Stored data entries:

---

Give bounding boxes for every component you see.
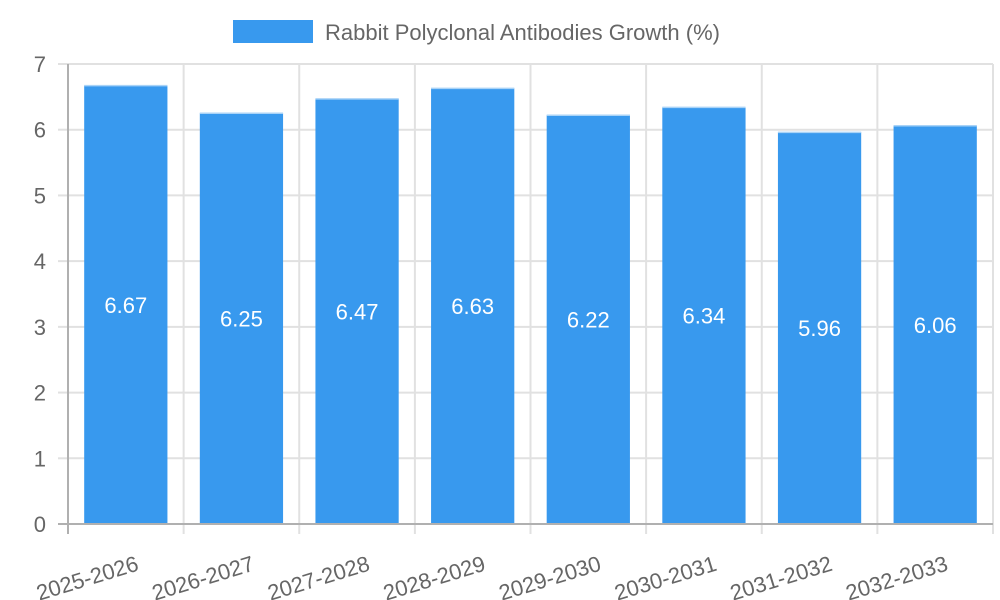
y-tick-label: 5	[34, 183, 46, 208]
legend[interactable]: Rabbit Polyclonal Antibodies Growth (%)	[233, 20, 720, 45]
x-tick-label: 2032-2033	[843, 551, 951, 600]
x-axis-ticks: 2025-2026 2026-2027 2027-2028 2028-2029 2029…	[33, 551, 950, 600]
x-tick-label: 2028-2029	[380, 551, 488, 600]
bar	[777, 132, 862, 525]
legend-label[interactable]: Rabbit Polyclonal Antibodies Growth (%)	[325, 20, 720, 45]
bar	[315, 98, 399, 524]
bar	[431, 88, 515, 525]
bar-value-label: 6.22	[567, 308, 610, 333]
bar-value-label: 5.96	[798, 316, 841, 341]
x-tick-label: 2029-2030	[496, 551, 604, 600]
y-tick-label: 4	[34, 249, 46, 274]
x-tick-label: 2025-2026	[33, 551, 141, 600]
y-tick-label: 1	[34, 446, 46, 471]
bar	[893, 125, 977, 525]
bar-value-label: 6.34	[683, 304, 726, 329]
x-tick-label: 2027-2028	[265, 551, 373, 600]
y-tick-label: 6	[34, 118, 46, 143]
y-tick-label: 3	[34, 315, 46, 340]
bar-value-label: 6.25	[220, 307, 263, 332]
y-tick-label: 0	[34, 512, 46, 537]
bar	[199, 113, 284, 525]
bars: 6.67 6.25 6.47 6.63 6.22 6.34 5.96 6.06	[84, 84, 977, 525]
bar-value-label: 6.06	[914, 313, 957, 338]
x-tick-label: 2026-2027	[149, 551, 257, 600]
x-tick-label: 2030-2031	[611, 551, 719, 600]
y-axis-ticks: 0 1 2 3 4 5 6 7	[34, 52, 46, 537]
y-tick-label: 7	[34, 52, 46, 77]
x-tick-label: 2031-2032	[727, 551, 835, 600]
y-tick-label: 2	[34, 381, 46, 406]
axes	[58, 64, 993, 534]
bar-value-label: 6.67	[104, 293, 147, 318]
legend-swatch[interactable]	[233, 20, 313, 43]
bar	[662, 107, 746, 524]
bar	[546, 115, 630, 524]
bar-value-label: 6.63	[451, 294, 494, 319]
bar	[84, 85, 168, 524]
bar-value-label: 6.47	[336, 299, 379, 324]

---

How to complete this task: Pictures aside, retype the entries above exactly as they are.

Exercise output:
Give bounding boxes for every component you see.
y-tick-label: 5	[34, 183, 46, 208]
legend[interactable]: Rabbit Polyclonal Antibodies Growth (%)	[233, 20, 720, 45]
x-tick-label: 2032-2033	[843, 551, 951, 600]
x-axis-ticks: 2025-2026 2026-2027 2027-2028 2028-2029 2029…	[33, 551, 950, 600]
x-tick-label: 2028-2029	[380, 551, 488, 600]
bar	[777, 132, 862, 525]
legend-label[interactable]: Rabbit Polyclonal Antibodies Growth (%)	[325, 20, 720, 45]
bar	[315, 98, 399, 524]
bar	[431, 88, 515, 525]
bar-value-label: 6.22	[567, 308, 610, 333]
bar-value-label: 5.96	[798, 316, 841, 341]
x-tick-label: 2029-2030	[496, 551, 604, 600]
y-tick-label: 4	[34, 249, 46, 274]
x-tick-label: 2025-2026	[33, 551, 141, 600]
y-tick-label: 1	[34, 446, 46, 471]
bar	[893, 125, 977, 525]
bar-value-label: 6.34	[683, 304, 726, 329]
x-tick-label: 2027-2028	[265, 551, 373, 600]
y-tick-label: 6	[34, 118, 46, 143]
y-tick-label: 3	[34, 315, 46, 340]
bar-value-label: 6.25	[220, 307, 263, 332]
y-tick-label: 0	[34, 512, 46, 537]
bar	[199, 113, 284, 525]
bars: 6.67 6.25 6.47 6.63 6.22 6.34 5.96 6.06	[84, 84, 977, 525]
bar-value-label: 6.06	[914, 313, 957, 338]
x-tick-label: 2026-2027	[149, 551, 257, 600]
x-tick-label: 2030-2031	[611, 551, 719, 600]
y-axis-ticks: 0 1 2 3 4 5 6 7	[34, 52, 46, 537]
y-tick-label: 7	[34, 52, 46, 77]
x-tick-label: 2031-2032	[727, 551, 835, 600]
y-tick-label: 2	[34, 381, 46, 406]
axes	[58, 64, 993, 534]
bar-value-label: 6.67	[104, 293, 147, 318]
legend-swatch[interactable]	[233, 20, 313, 43]
bar	[662, 107, 746, 524]
bar	[546, 115, 630, 524]
bar-value-label: 6.63	[451, 294, 494, 319]
bar	[84, 85, 168, 524]
bar-value-label: 6.47	[336, 299, 379, 324]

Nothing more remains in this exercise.